■ **PROMPT**: Collect each line of the records containing the string "name".

■ **TASK INPUT**:
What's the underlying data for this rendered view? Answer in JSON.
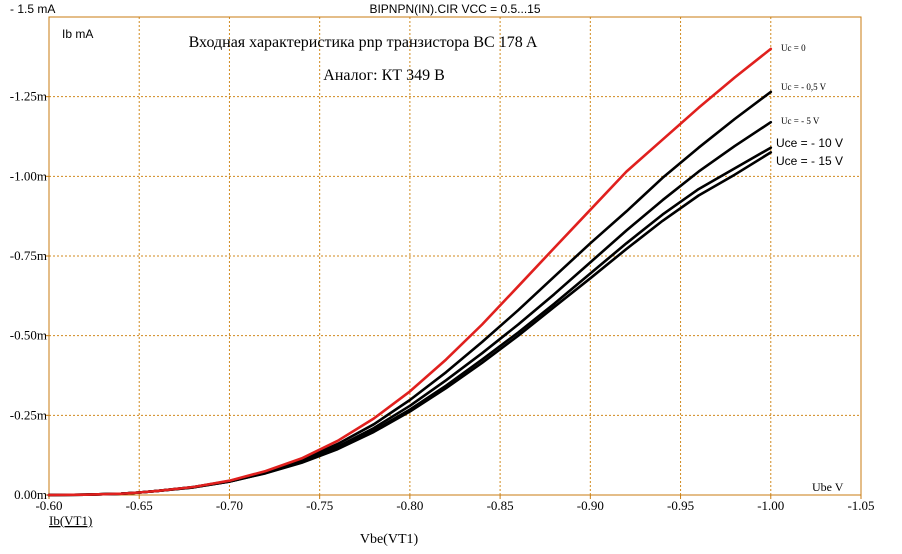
{
  "header": {
    "circuit_title": "BIPNPN(IN).CIR VCC = 0.5...15",
    "top_value": "- 1.5 mA"
  },
  "chart_data": {
    "type": "line",
    "title": "Входная характеристика pnp транзистора BC 178 A",
    "subtitle": "Аналог: КТ 349 В",
    "xlabel": "Vbe(VT1)",
    "ylabel": "Ib(VT1)",
    "xunit_label": "Ube V",
    "yunit_label": "Ib mA",
    "xlim": [
      -0.6,
      -1.05
    ],
    "ylim": [
      0,
      -1.5
    ],
    "x_ticks": [
      -0.6,
      -0.65,
      -0.7,
      -0.75,
      -0.8,
      -0.85,
      -0.9,
      -0.95,
      -1.0,
      -1.05
    ],
    "x_tick_labels": [
      "-0.60",
      "-0.65",
      "-0.70",
      "-0.75",
      "-0.80",
      "-0.85",
      "-0.90",
      "-0.95",
      "-1.00",
      "-1.05"
    ],
    "y_ticks": [
      0,
      -0.25,
      -0.5,
      -0.75,
      -1.0,
      -1.25
    ],
    "y_tick_labels": [
      "0.00m",
      "-0.25m",
      "-0.50m",
      "-0.75m",
      "-1.00m",
      "-1.25m"
    ],
    "grid": true,
    "grid_color": "#d08a1e",
    "axes_color": "#c87b10",
    "x": [
      -0.6,
      -0.62,
      -0.64,
      -0.65,
      -0.66,
      -0.68,
      -0.7,
      -0.72,
      -0.74,
      -0.76,
      -0.78,
      -0.8,
      -0.82,
      -0.84,
      -0.86,
      -0.88,
      -0.9,
      -0.92,
      -0.94,
      -0.96,
      -0.98,
      -1.0
    ],
    "series": [
      {
        "name": "Uc = 0",
        "color": "#e0201e",
        "values": [
          0,
          -0.001,
          -0.004,
          -0.008,
          -0.013,
          -0.025,
          -0.045,
          -0.075,
          -0.115,
          -0.17,
          -0.24,
          -0.325,
          -0.425,
          -0.535,
          -0.655,
          -0.775,
          -0.895,
          -1.015,
          -1.115,
          -1.215,
          -1.31,
          -1.4
        ]
      },
      {
        "name": "Uc = - 0,5 V",
        "color": "#000000",
        "values": [
          0,
          -0.001,
          -0.004,
          -0.008,
          -0.013,
          -0.025,
          -0.044,
          -0.073,
          -0.11,
          -0.16,
          -0.222,
          -0.298,
          -0.385,
          -0.48,
          -0.58,
          -0.685,
          -0.79,
          -0.89,
          -0.995,
          -1.09,
          -1.18,
          -1.265
        ]
      },
      {
        "name": "Uc = - 5 V",
        "color": "#000000",
        "values": [
          0,
          -0.001,
          -0.004,
          -0.008,
          -0.013,
          -0.025,
          -0.043,
          -0.071,
          -0.106,
          -0.152,
          -0.21,
          -0.28,
          -0.36,
          -0.445,
          -0.535,
          -0.63,
          -0.73,
          -0.83,
          -0.925,
          -1.015,
          -1.095,
          -1.17
        ]
      },
      {
        "name": "Uce = - 10 V",
        "color": "#000000",
        "values": [
          0,
          -0.001,
          -0.004,
          -0.008,
          -0.013,
          -0.024,
          -0.042,
          -0.069,
          -0.103,
          -0.147,
          -0.202,
          -0.268,
          -0.343,
          -0.425,
          -0.51,
          -0.6,
          -0.695,
          -0.79,
          -0.88,
          -0.96,
          -1.025,
          -1.09
        ]
      },
      {
        "name": "Uce = - 15 V",
        "color": "#000000",
        "values": [
          0,
          -0.001,
          -0.004,
          -0.008,
          -0.013,
          -0.024,
          -0.042,
          -0.068,
          -0.101,
          -0.144,
          -0.198,
          -0.262,
          -0.335,
          -0.415,
          -0.5,
          -0.59,
          -0.68,
          -0.772,
          -0.86,
          -0.94,
          -1.005,
          -1.075
        ]
      }
    ]
  }
}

■ **TASK ANSWER**:
        "name": "Uc = 0",
        "name": "Uc = - 0,5 V",
        "name": "Uc = - 5 V",
        "name": "Uce = - 10 V",
        "name": "Uce = - 15 V",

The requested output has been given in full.